(What is asked):
Reproduce the records from their first line through the line containing "- x-tick-label: Jul: [385, 428, 397, 438]", including both of those lines.

(Material shown):

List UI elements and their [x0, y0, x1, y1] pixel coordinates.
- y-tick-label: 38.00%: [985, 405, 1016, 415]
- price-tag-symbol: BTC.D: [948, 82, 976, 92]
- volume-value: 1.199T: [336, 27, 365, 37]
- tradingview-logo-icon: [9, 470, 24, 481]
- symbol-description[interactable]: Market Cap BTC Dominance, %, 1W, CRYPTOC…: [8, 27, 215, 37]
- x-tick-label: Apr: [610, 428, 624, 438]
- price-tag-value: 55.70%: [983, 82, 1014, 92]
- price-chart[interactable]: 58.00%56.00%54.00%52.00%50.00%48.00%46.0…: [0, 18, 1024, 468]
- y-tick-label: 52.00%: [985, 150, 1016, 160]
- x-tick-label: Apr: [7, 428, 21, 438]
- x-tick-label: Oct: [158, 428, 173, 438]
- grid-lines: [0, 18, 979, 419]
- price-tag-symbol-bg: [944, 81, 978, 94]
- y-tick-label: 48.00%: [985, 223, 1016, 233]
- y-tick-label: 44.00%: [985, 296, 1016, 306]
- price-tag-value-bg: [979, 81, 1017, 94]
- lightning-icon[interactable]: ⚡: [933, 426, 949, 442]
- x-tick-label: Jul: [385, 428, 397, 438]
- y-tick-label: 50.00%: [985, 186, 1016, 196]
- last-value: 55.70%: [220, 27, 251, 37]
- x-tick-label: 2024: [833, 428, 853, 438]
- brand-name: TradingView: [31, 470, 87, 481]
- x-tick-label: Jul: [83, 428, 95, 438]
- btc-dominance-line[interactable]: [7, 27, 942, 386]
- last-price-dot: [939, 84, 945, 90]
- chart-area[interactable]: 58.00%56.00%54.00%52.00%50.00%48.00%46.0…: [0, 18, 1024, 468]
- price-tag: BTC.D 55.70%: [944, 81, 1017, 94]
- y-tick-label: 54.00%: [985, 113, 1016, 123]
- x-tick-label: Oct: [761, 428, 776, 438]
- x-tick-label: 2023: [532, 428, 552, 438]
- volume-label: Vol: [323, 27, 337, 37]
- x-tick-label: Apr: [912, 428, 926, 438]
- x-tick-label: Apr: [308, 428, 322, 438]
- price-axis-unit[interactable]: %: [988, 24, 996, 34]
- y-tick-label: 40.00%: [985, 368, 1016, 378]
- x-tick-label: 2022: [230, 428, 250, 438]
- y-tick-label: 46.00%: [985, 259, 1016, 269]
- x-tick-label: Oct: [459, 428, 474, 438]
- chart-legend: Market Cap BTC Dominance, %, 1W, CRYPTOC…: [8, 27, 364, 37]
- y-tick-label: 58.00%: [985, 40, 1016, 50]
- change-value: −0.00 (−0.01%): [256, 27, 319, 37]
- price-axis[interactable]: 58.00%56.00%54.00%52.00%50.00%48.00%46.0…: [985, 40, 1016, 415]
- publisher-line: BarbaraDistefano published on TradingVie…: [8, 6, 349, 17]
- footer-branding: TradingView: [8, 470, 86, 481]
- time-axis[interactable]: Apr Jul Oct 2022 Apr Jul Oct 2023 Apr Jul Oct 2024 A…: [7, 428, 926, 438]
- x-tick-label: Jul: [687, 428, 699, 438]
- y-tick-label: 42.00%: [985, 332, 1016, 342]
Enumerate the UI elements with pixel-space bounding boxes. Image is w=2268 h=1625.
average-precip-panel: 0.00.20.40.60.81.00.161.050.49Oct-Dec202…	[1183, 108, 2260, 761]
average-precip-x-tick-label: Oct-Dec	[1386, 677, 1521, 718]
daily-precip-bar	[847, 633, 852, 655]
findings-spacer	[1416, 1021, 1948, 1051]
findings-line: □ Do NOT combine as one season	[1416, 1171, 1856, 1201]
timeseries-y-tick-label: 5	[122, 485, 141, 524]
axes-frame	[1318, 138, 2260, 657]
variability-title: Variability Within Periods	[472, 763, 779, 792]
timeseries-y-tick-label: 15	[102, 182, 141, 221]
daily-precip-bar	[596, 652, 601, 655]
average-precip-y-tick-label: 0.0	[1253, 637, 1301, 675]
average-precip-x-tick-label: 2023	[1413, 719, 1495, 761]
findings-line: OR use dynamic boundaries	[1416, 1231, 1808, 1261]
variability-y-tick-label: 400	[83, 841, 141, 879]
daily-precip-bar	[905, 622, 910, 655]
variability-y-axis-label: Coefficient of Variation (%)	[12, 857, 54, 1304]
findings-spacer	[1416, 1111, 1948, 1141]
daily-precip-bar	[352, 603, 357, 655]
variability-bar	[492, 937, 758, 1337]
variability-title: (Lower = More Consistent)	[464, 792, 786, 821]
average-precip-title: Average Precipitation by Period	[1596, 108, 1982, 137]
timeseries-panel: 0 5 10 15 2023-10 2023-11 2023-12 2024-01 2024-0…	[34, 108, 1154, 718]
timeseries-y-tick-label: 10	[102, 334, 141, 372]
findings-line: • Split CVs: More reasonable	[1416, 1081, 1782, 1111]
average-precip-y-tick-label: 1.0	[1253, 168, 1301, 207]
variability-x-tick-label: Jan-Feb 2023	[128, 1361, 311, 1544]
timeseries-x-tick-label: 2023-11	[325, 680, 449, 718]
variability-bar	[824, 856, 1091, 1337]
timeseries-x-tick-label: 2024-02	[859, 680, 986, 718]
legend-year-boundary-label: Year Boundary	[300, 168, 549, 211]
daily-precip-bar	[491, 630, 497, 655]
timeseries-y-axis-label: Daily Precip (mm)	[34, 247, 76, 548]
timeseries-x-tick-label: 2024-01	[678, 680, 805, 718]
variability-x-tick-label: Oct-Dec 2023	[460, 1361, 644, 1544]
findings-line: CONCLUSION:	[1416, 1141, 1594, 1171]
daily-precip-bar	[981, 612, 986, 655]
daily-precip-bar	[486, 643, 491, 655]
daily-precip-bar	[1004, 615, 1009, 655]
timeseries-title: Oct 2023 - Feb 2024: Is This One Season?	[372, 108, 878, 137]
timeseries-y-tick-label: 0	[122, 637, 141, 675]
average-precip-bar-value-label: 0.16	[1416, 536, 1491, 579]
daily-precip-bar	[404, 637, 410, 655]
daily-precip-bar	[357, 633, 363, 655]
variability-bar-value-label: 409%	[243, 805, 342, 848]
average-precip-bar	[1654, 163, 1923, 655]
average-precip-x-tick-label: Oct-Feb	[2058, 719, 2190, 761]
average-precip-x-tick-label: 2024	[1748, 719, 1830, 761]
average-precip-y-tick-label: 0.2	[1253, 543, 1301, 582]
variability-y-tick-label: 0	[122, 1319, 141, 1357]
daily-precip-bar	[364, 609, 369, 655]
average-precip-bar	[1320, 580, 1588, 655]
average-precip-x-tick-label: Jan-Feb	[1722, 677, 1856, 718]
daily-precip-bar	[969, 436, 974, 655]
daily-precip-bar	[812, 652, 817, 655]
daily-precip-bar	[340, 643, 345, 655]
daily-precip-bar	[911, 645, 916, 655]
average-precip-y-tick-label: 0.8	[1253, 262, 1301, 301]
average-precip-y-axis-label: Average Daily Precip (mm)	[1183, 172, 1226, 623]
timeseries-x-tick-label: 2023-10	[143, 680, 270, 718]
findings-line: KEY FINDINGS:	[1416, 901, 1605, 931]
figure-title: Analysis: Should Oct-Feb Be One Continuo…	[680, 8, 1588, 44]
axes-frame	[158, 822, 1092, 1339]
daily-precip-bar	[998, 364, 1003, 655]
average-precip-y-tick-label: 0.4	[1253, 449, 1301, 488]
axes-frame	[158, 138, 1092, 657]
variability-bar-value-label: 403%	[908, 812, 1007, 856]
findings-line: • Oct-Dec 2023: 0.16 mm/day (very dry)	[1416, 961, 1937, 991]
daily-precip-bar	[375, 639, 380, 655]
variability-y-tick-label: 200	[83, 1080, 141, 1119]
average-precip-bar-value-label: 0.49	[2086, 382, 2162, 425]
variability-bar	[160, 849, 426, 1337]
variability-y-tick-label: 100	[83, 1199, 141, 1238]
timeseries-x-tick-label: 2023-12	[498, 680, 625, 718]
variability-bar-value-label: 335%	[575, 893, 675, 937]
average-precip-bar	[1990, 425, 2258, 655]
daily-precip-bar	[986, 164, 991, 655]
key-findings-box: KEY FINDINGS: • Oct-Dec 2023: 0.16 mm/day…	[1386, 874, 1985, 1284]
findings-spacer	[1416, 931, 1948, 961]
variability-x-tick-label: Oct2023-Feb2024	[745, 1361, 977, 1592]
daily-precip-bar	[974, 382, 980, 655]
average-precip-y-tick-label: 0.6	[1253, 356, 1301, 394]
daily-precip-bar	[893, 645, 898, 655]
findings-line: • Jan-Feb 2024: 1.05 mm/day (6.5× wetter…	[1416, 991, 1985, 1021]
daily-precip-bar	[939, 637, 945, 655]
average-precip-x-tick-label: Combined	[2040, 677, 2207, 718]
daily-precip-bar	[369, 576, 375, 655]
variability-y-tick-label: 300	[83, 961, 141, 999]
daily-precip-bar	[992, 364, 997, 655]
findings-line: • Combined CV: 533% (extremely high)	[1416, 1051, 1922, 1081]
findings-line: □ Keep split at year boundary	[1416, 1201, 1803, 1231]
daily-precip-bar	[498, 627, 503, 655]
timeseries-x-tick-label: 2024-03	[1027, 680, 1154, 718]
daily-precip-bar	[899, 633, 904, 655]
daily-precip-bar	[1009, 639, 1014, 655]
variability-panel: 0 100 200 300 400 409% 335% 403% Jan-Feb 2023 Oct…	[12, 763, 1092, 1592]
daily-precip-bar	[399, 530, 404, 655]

(Written answer):
List UI elements and their [x0, y0, x1, y1] pixel coordinates.
- y-tick-label: 38.00%: [985, 405, 1016, 415]
- price-tag-symbol: BTC.D: [948, 82, 976, 92]
- volume-value: 1.199T: [336, 27, 365, 37]
- tradingview-logo-icon: [9, 470, 24, 481]
- symbol-description[interactable]: Market Cap BTC Dominance, %, 1W, CRYPTOC…: [8, 27, 215, 37]
- x-tick-label: Apr: [610, 428, 624, 438]
- price-tag-value: 55.70%: [983, 82, 1014, 92]
- price-chart[interactable]: 58.00%56.00%54.00%52.00%50.00%48.00%46.0…: [0, 18, 1024, 468]
- y-tick-label: 52.00%: [985, 150, 1016, 160]
- x-tick-label: Apr: [7, 428, 21, 438]
- x-tick-label: Oct: [158, 428, 173, 438]
- grid-lines: [0, 18, 979, 419]
- price-tag-symbol-bg: [944, 81, 978, 94]
- y-tick-label: 48.00%: [985, 223, 1016, 233]
- y-tick-label: 44.00%: [985, 296, 1016, 306]
- price-tag-value-bg: [979, 81, 1017, 94]
- lightning-icon[interactable]: ⚡: [933, 426, 949, 442]
- x-tick-label: Jul: [385, 428, 397, 438]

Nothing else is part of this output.